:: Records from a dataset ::

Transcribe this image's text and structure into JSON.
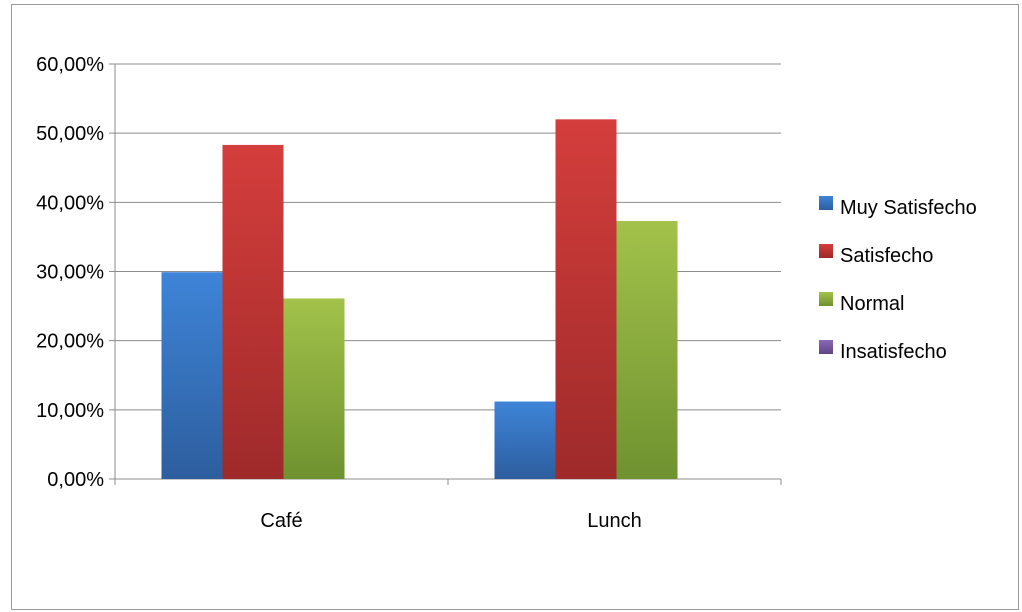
{
  "chart_data": {
    "type": "bar",
    "categories": [
      "Café",
      "Lunch"
    ],
    "series": [
      {
        "name": "Muy Satisfecho",
        "values": [
          29.9,
          11.2
        ],
        "color": "#3b78c6"
      },
      {
        "name": "Satisfecho",
        "values": [
          48.3,
          52.0
        ],
        "color": "#c93535"
      },
      {
        "name": "Normal",
        "values": [
          26.1,
          37.3
        ],
        "color": "#8fb43a"
      },
      {
        "name": "Insatisfecho",
        "values": [
          0,
          0
        ],
        "color": "#7b5aa6"
      }
    ],
    "ylim": [
      0,
      60
    ],
    "yticks": [
      "0,00%",
      "10,00%",
      "20,00%",
      "30,00%",
      "40,00%",
      "50,00%",
      "60,00%"
    ],
    "grid": true,
    "legend_position": "right",
    "title": "",
    "xlabel": "",
    "ylabel": ""
  }
}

:: Exercise objective ::
Omit every picture, then repeat the remaining data exactly as it appears above.

:: Solution to the problem ::
Transcribe this image's text and structure into JSON.
{
  "chart_data": {
    "type": "bar",
    "categories": [
      "Café",
      "Lunch"
    ],
    "series": [
      {
        "name": "Muy Satisfecho",
        "values": [
          29.9,
          11.2
        ],
        "color": "#3b78c6"
      },
      {
        "name": "Satisfecho",
        "values": [
          48.3,
          52.0
        ],
        "color": "#c93535"
      },
      {
        "name": "Normal",
        "values": [
          26.1,
          37.3
        ],
        "color": "#8fb43a"
      },
      {
        "name": "Insatisfecho",
        "values": [
          0,
          0
        ],
        "color": "#7b5aa6"
      }
    ],
    "ylim": [
      0,
      60
    ],
    "yticks": [
      "0,00%",
      "10,00%",
      "20,00%",
      "30,00%",
      "40,00%",
      "50,00%",
      "60,00%"
    ],
    "grid": true,
    "legend_position": "right",
    "title": "",
    "xlabel": "",
    "ylabel": ""
  }
}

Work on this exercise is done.